- **Stated exercise**
Determine which lines contain the word "header", then copy those lines.
begin
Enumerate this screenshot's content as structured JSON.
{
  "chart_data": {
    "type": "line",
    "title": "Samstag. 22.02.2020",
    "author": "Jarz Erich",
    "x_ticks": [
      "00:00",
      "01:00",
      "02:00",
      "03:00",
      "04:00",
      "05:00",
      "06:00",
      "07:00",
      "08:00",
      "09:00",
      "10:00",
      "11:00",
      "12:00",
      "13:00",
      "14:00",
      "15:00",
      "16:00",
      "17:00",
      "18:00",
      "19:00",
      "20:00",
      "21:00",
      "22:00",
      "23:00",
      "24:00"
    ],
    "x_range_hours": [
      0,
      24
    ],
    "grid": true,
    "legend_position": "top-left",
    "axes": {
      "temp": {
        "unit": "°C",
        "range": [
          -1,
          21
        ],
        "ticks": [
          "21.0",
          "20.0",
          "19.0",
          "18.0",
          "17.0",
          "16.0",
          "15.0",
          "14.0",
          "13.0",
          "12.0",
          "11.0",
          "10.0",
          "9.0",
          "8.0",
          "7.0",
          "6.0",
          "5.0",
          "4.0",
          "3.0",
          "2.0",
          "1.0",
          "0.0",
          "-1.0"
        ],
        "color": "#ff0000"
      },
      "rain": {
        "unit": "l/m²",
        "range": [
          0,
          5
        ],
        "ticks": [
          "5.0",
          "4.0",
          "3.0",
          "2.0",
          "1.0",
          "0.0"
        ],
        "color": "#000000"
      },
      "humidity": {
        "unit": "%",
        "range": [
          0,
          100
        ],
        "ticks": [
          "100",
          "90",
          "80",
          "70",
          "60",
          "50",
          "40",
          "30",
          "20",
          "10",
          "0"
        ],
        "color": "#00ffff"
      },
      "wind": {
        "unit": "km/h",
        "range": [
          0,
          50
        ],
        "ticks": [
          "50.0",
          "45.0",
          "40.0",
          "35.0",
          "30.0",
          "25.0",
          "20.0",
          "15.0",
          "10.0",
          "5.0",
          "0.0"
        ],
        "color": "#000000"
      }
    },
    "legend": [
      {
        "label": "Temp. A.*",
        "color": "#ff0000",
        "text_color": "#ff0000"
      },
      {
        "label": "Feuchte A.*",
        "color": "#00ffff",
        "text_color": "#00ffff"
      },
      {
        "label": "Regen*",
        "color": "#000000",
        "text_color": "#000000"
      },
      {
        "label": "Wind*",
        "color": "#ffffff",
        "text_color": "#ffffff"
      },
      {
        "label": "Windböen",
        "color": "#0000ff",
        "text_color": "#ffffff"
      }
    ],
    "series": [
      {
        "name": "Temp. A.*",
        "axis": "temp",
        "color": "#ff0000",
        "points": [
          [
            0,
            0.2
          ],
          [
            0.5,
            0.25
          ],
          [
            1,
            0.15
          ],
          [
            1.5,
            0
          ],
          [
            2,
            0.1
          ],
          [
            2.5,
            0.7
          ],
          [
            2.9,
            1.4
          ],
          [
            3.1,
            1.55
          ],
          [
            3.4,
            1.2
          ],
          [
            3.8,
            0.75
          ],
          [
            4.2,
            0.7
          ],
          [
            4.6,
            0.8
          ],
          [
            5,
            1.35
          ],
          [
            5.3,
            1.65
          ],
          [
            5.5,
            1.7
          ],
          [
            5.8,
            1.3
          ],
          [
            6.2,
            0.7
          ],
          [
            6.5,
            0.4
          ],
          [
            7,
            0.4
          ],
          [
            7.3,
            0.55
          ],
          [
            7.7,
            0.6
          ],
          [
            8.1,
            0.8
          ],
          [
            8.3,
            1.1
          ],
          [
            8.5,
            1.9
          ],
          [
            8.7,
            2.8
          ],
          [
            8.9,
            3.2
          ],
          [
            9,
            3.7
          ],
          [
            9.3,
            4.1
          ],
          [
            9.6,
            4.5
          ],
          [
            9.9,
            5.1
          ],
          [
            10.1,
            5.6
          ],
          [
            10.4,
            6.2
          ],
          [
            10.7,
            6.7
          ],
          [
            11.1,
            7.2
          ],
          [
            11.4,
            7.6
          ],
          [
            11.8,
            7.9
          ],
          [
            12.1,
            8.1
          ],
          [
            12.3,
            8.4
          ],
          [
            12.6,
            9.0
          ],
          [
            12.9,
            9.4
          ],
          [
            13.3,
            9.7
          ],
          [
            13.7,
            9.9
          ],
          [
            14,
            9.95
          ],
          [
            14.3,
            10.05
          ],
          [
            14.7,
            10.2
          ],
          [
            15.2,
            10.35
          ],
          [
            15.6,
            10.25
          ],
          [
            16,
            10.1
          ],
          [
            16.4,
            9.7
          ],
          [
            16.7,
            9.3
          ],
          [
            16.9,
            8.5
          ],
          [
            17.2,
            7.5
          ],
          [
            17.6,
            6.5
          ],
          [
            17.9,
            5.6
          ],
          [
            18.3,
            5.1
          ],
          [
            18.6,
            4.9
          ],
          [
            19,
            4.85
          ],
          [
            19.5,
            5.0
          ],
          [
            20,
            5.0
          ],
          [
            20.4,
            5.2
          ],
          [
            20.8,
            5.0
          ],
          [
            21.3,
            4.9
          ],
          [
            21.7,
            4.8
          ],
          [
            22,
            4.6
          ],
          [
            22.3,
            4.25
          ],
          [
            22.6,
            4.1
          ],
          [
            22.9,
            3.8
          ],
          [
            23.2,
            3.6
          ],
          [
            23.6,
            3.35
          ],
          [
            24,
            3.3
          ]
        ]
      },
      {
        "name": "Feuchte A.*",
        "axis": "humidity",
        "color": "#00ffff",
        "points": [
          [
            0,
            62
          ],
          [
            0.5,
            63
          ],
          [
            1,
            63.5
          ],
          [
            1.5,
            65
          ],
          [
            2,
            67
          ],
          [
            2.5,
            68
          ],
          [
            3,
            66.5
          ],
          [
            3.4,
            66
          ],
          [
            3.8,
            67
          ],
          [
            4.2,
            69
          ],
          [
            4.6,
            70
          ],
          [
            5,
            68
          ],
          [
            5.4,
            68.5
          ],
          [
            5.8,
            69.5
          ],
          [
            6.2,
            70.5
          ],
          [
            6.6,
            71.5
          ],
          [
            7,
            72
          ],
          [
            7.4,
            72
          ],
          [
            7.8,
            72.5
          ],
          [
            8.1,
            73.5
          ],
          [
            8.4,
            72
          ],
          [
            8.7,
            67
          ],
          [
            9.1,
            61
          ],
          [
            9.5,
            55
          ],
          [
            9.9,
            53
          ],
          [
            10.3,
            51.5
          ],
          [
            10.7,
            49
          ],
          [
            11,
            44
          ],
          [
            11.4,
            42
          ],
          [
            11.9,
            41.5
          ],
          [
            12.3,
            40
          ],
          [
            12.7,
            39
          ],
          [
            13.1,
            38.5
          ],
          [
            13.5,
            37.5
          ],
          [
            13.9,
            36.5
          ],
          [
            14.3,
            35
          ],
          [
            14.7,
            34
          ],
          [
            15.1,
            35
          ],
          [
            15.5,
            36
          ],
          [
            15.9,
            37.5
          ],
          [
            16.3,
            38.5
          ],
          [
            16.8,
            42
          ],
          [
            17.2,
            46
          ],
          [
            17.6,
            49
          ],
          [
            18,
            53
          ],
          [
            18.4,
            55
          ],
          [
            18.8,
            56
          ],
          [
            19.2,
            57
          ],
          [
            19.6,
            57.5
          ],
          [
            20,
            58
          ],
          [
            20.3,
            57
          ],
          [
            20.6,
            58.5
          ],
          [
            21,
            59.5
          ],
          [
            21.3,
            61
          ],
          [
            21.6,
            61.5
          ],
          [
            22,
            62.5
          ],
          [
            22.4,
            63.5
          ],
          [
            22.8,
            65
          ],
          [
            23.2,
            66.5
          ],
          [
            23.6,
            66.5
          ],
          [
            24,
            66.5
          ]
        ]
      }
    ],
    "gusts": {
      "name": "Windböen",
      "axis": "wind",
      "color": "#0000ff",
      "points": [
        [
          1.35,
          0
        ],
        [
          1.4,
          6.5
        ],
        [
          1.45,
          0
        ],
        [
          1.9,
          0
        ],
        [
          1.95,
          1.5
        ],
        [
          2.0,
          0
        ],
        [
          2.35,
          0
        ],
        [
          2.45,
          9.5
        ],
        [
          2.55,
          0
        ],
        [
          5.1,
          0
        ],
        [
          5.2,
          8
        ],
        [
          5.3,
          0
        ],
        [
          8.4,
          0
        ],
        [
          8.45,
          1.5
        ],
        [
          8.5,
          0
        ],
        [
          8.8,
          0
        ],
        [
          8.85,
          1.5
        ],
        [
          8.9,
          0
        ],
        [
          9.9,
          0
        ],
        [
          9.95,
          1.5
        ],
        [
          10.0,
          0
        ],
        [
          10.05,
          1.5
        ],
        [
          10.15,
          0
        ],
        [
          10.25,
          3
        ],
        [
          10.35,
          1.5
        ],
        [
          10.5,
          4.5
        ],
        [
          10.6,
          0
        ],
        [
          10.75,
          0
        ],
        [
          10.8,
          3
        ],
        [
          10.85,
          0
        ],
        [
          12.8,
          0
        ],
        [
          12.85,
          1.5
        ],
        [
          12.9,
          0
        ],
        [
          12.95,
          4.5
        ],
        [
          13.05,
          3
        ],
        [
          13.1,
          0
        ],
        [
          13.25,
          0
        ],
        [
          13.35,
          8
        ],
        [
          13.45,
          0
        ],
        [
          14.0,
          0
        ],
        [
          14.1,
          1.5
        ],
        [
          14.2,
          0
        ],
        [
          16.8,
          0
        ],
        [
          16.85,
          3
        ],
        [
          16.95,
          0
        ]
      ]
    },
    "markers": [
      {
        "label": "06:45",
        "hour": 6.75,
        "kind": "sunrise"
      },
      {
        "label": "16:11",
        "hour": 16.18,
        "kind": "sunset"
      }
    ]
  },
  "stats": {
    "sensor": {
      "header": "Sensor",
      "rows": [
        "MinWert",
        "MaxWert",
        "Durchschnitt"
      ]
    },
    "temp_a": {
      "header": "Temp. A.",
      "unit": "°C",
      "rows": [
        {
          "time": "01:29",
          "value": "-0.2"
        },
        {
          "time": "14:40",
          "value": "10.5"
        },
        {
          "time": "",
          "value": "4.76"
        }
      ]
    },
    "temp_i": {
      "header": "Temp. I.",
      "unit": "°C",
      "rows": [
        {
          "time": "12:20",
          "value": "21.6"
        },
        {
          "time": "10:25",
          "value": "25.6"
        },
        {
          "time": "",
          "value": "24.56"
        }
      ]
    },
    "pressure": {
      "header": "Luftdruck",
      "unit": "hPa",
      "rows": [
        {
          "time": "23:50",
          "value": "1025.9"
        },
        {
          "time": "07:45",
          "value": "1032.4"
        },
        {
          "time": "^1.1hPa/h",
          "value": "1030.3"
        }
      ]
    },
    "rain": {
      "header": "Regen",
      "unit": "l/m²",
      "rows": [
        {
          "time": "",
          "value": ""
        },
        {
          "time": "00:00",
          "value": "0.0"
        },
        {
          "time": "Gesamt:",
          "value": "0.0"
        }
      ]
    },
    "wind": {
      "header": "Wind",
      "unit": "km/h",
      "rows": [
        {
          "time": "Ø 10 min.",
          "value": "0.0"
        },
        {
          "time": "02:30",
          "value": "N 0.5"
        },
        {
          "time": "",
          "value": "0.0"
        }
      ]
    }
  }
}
end
- **The completed task**
      "header": "Sensor",
      "header": "Temp. A.",
      "header": "Temp. I.",
      "header": "Luftdruck",
      "header": "Regen",
      "header": "Wind",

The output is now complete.